*Problem requirements*. Copy each line holding the string "title".

*Data provided*.
+---+
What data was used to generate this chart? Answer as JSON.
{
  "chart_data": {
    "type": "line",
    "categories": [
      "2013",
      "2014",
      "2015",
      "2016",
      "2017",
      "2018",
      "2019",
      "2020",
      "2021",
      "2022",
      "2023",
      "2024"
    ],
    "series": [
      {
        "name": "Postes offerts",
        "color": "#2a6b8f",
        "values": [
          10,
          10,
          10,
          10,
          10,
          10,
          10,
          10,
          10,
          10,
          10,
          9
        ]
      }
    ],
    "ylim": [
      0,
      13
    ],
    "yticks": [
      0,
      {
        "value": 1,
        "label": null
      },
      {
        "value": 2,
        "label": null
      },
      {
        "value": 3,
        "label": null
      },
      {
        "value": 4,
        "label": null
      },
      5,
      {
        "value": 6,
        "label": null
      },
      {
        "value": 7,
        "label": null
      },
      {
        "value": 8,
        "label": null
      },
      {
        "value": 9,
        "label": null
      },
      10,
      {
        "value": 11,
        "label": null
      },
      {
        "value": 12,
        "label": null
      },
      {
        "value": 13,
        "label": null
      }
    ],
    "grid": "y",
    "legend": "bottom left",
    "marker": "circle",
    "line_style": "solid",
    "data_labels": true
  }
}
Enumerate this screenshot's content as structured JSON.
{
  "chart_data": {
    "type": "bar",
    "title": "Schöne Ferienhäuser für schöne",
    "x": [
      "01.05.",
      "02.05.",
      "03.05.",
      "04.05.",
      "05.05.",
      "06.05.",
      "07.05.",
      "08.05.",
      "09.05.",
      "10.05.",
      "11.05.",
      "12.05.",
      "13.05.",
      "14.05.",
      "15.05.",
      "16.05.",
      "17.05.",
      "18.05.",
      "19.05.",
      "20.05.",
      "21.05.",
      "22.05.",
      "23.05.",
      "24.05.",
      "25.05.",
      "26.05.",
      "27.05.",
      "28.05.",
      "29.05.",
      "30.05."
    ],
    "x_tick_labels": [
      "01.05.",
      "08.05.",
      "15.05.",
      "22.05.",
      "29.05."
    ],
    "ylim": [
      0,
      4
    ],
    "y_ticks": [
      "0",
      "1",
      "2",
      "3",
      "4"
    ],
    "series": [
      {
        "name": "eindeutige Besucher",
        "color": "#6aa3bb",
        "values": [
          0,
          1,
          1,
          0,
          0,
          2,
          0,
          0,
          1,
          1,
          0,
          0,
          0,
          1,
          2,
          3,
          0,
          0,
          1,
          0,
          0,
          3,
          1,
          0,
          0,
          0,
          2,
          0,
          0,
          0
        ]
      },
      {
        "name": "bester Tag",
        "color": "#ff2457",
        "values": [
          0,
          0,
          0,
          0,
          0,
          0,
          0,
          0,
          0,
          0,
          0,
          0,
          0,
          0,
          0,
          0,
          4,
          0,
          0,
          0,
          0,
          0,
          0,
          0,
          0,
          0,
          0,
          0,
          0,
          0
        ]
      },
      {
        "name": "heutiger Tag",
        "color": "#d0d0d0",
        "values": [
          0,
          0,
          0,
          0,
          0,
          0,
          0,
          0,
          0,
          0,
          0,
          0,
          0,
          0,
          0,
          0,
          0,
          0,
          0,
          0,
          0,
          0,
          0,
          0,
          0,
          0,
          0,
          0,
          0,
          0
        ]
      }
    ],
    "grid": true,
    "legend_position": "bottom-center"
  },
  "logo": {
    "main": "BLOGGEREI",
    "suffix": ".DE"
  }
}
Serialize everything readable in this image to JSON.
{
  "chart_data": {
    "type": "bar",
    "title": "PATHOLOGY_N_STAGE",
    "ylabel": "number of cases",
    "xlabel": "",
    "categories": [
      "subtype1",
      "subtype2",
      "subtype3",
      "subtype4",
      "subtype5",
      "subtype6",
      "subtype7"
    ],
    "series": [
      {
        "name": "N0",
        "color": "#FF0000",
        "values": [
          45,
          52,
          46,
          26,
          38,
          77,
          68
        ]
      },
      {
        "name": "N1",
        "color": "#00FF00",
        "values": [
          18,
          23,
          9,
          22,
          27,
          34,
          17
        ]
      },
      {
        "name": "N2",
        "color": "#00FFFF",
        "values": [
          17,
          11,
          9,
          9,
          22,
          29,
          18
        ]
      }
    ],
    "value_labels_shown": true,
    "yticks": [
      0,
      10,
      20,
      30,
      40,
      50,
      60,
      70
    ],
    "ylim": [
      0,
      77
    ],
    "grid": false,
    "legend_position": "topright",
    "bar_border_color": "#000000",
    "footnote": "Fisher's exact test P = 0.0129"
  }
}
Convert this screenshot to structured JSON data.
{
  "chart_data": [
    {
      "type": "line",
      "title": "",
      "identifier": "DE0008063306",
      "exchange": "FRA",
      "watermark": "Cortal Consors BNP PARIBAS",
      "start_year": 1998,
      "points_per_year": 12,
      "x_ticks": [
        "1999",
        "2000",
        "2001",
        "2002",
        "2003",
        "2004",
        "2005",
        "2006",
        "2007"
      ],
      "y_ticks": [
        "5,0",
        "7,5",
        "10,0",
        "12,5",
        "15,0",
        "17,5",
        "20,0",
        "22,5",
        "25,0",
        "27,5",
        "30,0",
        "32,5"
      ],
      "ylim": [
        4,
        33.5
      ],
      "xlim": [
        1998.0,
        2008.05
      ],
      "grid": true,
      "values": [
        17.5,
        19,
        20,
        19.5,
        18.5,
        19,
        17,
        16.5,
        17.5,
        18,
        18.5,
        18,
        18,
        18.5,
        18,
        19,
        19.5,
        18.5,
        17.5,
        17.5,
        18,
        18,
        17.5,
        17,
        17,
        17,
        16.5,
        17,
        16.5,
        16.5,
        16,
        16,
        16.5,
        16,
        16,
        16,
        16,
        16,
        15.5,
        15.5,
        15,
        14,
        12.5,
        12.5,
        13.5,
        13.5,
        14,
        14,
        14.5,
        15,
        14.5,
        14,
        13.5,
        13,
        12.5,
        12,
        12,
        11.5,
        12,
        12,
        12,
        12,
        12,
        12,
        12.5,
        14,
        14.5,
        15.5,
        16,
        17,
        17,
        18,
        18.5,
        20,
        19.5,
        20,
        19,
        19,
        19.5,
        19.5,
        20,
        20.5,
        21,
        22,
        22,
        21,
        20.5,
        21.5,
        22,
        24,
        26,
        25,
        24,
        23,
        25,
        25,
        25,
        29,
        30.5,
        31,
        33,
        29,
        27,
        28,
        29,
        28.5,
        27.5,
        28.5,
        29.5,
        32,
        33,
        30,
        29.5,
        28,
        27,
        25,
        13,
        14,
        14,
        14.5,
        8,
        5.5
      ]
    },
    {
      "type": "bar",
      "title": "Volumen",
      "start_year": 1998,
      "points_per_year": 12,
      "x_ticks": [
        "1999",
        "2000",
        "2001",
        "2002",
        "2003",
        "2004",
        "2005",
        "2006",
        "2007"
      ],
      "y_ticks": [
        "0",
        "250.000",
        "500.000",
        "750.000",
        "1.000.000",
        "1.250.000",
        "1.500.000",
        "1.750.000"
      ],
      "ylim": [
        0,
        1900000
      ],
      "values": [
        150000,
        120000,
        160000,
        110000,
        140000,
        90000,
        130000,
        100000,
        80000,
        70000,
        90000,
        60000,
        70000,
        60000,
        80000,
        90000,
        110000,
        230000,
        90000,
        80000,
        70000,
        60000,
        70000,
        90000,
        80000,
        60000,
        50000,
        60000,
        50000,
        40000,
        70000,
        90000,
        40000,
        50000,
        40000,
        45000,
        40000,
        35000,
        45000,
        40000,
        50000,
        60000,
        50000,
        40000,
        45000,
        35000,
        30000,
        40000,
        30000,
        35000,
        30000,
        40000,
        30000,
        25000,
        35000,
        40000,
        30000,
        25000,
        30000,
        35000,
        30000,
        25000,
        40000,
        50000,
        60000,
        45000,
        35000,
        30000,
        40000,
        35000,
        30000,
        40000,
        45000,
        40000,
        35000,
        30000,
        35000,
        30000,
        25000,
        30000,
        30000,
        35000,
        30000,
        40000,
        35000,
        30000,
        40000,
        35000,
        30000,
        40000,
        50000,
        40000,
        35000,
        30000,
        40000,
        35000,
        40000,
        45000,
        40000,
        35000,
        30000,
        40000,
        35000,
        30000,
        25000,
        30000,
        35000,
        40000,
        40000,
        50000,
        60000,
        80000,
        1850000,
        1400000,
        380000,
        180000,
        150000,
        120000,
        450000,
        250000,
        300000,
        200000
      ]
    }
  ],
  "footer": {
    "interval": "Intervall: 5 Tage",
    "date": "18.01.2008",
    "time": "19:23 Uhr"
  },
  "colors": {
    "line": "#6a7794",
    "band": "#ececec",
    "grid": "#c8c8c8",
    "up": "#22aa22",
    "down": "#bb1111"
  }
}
+---+
*Solution to this problem*.
    "title": "Schöne Ferienhäuser für schöne",
    "title": "PATHOLOGY_N_STAGE",
      "title": "",
      "title": "Volumen",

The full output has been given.